Figure record listings:
* start *

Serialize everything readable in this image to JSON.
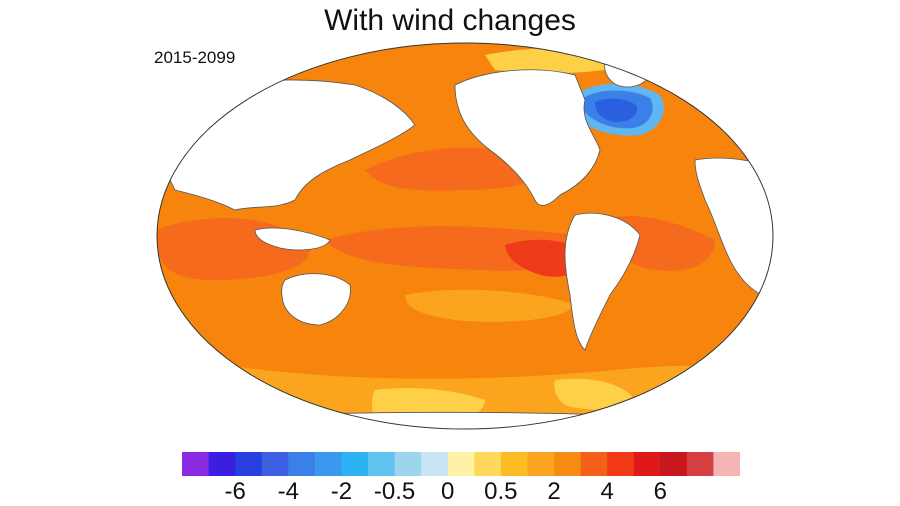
{
  "title": "With wind changes",
  "period": "2015-2099",
  "colorbar": {
    "colors": [
      "#8a2be2",
      "#3a1fe0",
      "#2a3fe0",
      "#3d5fe4",
      "#3b7fe8",
      "#3a98ee",
      "#2fb2f4",
      "#5fc3f2",
      "#9ed4ee",
      "#c9e5f5",
      "#fff2a6",
      "#fdd85a",
      "#fbbd25",
      "#fba51f",
      "#f88c13",
      "#f6601a",
      "#f23b16",
      "#e01818",
      "#c8161e",
      "#d64040",
      "#f7b4b4"
    ],
    "tick_labels": [
      {
        "text": "-6",
        "bin": 2
      },
      {
        "text": "-4",
        "bin": 4
      },
      {
        "text": "-2",
        "bin": 6
      },
      {
        "text": "-0.5",
        "bin": 8
      },
      {
        "text": "0",
        "bin": 10
      },
      {
        "text": "0.5",
        "bin": 12
      },
      {
        "text": "2",
        "bin": 14
      },
      {
        "text": "4",
        "bin": 16
      },
      {
        "text": "6",
        "bin": 18
      }
    ]
  },
  "map_colors": {
    "ocean_base": "#f7850d",
    "warm_band": "#f56a1c",
    "hot_spot": "#ee3c1a",
    "cool_band": "#fba51f",
    "light": "#fdd047",
    "cold_1": "#5fb6f0",
    "cold_2": "#3b7fe8",
    "cold_3": "#2a5fe0",
    "land": "#ffffff",
    "coast": "#555555"
  }
}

* end *

* What is required
Can the entries above be repeated exactly, without their pictures?

* Written reply
Serialize everything readable in this image to JSON.
{
  "title": "With wind changes",
  "period": "2015-2099",
  "colorbar": {
    "colors": [
      "#8a2be2",
      "#3a1fe0",
      "#2a3fe0",
      "#3d5fe4",
      "#3b7fe8",
      "#3a98ee",
      "#2fb2f4",
      "#5fc3f2",
      "#9ed4ee",
      "#c9e5f5",
      "#fff2a6",
      "#fdd85a",
      "#fbbd25",
      "#fba51f",
      "#f88c13",
      "#f6601a",
      "#f23b16",
      "#e01818",
      "#c8161e",
      "#d64040",
      "#f7b4b4"
    ],
    "tick_labels": [
      {
        "text": "-6",
        "bin": 2
      },
      {
        "text": "-4",
        "bin": 4
      },
      {
        "text": "-2",
        "bin": 6
      },
      {
        "text": "-0.5",
        "bin": 8
      },
      {
        "text": "0",
        "bin": 10
      },
      {
        "text": "0.5",
        "bin": 12
      },
      {
        "text": "2",
        "bin": 14
      },
      {
        "text": "4",
        "bin": 16
      },
      {
        "text": "6",
        "bin": 18
      }
    ]
  },
  "map_colors": {
    "ocean_base": "#f7850d",
    "warm_band": "#f56a1c",
    "hot_spot": "#ee3c1a",
    "cool_band": "#fba51f",
    "light": "#fdd047",
    "cold_1": "#5fb6f0",
    "cold_2": "#3b7fe8",
    "cold_3": "#2a5fe0",
    "land": "#ffffff",
    "coast": "#555555"
  }
}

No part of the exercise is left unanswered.